_Problema A_
Segundo o excerto, que motivo dá o amigo citado para votar em Jerónimo?
_Problema B_
Devolve do excerto todo o trecho desde "sexta-feira, 3 de" até "é muito mau.", tal como surge no texto.

_Excerto do texto_
************

Ao vivo em Winterland, no Royal Albert Hall, em Nova Iorque, Berkeley e San Diego. Inclui versões de "Fire," "Voodoo Chile", "Hey Joe", e um estonteante solo que cobre o ar que respira quem escuta o "Little Wing".
A música. Esteve sempre lá. E cá.

domingo, 5 de junho de 2011

Melhor argumento para estas eleições

"Vou votar Jerónimo que é do Benfica."

(um amigo)

Lapidar.

sexta-feira, 3 de junho de 2011

Vão votar !

Há uma grande maioria de portugueses que parece que desistiu.
Não sabe em quem votar, porque não quer votar em qualquer dos candidatos. Não depois de Sócrates. Não porque Passos é Passos. Nunca Portas. E já nem a CDU ou  o Bloco que nem querem conversa. E como o resto é paisagem, então venha o mal menor e votar afinal Passos ou, pior, Sócrates. E assim vamos, de mal menor em mal menor, num deplorável e degradante exemplo da democracia em que nos tornámos. Do pior que ela pode ser. Em que não se escolhem os melhores da Polis, mas os menos maus. E isso é muito mau.

************

_Linhas extraídas_
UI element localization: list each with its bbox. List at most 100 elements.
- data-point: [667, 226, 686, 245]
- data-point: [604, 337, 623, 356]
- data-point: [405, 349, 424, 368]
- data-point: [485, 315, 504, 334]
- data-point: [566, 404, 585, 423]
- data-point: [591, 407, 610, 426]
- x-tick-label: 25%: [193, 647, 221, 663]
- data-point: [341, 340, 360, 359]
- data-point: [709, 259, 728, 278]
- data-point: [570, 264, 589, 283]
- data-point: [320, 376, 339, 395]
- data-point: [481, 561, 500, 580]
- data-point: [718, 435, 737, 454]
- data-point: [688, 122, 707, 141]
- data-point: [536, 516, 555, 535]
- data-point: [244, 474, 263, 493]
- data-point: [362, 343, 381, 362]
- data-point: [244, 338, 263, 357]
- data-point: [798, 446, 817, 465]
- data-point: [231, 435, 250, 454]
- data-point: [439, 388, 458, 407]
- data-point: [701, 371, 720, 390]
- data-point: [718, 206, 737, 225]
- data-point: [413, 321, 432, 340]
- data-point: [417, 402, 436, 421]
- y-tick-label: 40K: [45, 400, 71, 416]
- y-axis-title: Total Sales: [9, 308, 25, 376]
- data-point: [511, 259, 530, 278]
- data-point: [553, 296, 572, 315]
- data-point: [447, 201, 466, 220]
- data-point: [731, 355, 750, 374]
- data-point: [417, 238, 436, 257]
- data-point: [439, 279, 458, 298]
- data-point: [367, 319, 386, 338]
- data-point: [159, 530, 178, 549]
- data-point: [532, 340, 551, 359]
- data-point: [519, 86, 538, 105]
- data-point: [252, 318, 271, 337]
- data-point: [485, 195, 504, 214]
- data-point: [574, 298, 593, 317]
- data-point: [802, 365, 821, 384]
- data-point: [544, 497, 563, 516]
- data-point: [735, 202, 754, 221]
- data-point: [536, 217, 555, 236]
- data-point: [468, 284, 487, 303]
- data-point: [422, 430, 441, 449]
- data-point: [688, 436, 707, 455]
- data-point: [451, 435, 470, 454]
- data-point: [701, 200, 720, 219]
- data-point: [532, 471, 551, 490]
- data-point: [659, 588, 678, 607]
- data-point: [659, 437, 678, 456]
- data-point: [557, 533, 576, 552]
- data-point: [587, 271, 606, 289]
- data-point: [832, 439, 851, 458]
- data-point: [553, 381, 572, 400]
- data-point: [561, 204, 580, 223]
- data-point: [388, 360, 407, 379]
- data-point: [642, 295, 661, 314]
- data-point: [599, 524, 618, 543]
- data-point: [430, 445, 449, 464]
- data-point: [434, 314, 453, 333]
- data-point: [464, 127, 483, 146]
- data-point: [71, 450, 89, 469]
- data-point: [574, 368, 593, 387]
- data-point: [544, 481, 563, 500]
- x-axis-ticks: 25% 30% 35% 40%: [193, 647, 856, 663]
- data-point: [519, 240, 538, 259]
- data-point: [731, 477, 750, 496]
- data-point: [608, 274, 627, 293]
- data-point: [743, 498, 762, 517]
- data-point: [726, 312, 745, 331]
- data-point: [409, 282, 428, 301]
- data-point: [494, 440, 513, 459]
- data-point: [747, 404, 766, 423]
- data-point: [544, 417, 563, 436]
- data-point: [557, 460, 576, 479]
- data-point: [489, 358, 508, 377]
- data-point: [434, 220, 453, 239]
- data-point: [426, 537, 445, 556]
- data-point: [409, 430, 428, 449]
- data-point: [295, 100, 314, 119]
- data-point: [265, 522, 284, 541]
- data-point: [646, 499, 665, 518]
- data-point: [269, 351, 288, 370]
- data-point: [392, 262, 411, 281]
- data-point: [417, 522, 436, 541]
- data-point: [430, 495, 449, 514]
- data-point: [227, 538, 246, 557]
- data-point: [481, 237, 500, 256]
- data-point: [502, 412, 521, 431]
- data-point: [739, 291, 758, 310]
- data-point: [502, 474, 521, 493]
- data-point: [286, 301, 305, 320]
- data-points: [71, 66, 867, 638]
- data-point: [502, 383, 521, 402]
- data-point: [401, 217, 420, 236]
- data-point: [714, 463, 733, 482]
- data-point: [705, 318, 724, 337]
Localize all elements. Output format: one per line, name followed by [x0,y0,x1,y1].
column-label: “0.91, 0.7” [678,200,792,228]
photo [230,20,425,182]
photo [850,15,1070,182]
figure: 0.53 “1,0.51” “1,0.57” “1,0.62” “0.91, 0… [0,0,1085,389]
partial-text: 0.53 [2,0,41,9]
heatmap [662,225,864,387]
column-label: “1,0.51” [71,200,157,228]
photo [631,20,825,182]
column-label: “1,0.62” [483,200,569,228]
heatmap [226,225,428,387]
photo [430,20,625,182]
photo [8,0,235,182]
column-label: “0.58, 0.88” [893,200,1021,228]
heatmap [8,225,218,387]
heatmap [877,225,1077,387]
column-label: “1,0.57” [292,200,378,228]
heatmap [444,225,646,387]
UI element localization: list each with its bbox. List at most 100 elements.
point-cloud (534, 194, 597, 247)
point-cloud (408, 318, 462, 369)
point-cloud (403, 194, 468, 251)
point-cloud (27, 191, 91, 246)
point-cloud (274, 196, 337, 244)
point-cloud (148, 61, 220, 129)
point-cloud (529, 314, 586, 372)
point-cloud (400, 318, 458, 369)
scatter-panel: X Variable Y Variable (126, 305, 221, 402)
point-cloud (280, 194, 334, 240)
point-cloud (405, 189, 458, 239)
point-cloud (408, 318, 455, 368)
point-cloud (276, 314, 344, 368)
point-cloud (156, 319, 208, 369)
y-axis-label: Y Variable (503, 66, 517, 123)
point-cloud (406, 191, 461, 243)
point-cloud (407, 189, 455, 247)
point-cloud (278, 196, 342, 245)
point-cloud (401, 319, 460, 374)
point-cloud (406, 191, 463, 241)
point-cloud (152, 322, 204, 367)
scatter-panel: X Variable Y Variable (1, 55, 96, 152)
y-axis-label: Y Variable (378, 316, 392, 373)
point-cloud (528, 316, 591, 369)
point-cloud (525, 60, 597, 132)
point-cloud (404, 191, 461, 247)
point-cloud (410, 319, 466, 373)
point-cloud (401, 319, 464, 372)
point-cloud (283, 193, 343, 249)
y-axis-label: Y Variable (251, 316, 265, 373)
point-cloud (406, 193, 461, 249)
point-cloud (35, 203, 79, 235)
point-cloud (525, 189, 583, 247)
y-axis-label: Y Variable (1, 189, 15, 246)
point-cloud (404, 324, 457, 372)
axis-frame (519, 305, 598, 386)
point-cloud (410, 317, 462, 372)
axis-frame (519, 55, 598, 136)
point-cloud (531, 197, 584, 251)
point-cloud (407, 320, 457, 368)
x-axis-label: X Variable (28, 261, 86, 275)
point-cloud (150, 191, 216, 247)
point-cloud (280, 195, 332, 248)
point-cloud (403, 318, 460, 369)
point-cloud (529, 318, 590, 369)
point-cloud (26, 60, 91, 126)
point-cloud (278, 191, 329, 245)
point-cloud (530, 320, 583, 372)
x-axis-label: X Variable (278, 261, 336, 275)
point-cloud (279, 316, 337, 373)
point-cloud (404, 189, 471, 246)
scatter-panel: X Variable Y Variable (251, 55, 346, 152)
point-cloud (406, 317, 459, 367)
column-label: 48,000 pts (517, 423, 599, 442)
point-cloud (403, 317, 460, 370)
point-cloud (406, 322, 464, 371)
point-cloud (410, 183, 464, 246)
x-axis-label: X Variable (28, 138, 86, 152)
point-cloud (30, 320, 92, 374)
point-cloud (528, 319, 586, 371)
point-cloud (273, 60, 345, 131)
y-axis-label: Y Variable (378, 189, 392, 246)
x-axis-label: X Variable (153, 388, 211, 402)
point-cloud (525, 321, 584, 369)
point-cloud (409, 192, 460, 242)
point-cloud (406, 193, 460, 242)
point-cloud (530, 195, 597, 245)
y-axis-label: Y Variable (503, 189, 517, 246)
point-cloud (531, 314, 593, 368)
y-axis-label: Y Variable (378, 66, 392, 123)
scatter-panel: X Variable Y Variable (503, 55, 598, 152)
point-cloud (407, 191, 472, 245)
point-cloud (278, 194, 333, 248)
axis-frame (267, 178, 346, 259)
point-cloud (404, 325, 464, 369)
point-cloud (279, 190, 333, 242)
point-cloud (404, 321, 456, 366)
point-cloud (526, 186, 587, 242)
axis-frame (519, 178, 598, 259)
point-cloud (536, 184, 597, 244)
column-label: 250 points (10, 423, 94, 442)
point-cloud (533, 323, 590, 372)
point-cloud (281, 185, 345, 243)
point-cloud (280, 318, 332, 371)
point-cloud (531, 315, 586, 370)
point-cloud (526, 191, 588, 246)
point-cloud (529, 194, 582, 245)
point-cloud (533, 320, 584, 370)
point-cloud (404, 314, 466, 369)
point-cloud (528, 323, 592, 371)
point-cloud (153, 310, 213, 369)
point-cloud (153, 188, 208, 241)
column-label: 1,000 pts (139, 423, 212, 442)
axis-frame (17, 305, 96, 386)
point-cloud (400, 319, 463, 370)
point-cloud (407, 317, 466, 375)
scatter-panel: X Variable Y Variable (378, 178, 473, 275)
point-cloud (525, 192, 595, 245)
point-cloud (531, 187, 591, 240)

************

_Solução A_
O facto de Jerónimo ser do Benfica.

_Solução B_
sexta-feira, 3 de junho de 2011

Vão votar !

Há uma grande maioria de portugueses que parece que desistiu.
Não sabe em quem votar, porque não quer votar em qualquer dos candidatos. Não depois de Sócrates. Não porque Passos é Passos. Nunca Portas. E já nem a CDU ou  o Bloco que nem querem conversa. E como o resto é paisagem, então venha o mal menor e votar afinal Passos ou, pior, Sócrates. E assim vamos, de mal menor em mal menor, num deplorável e degradante exemplo da democracia em que nos tornámos. Do pior que ela pode ser. Em que não se escolhem os melhores da Polis, mas os menos maus. E isso é muito mau.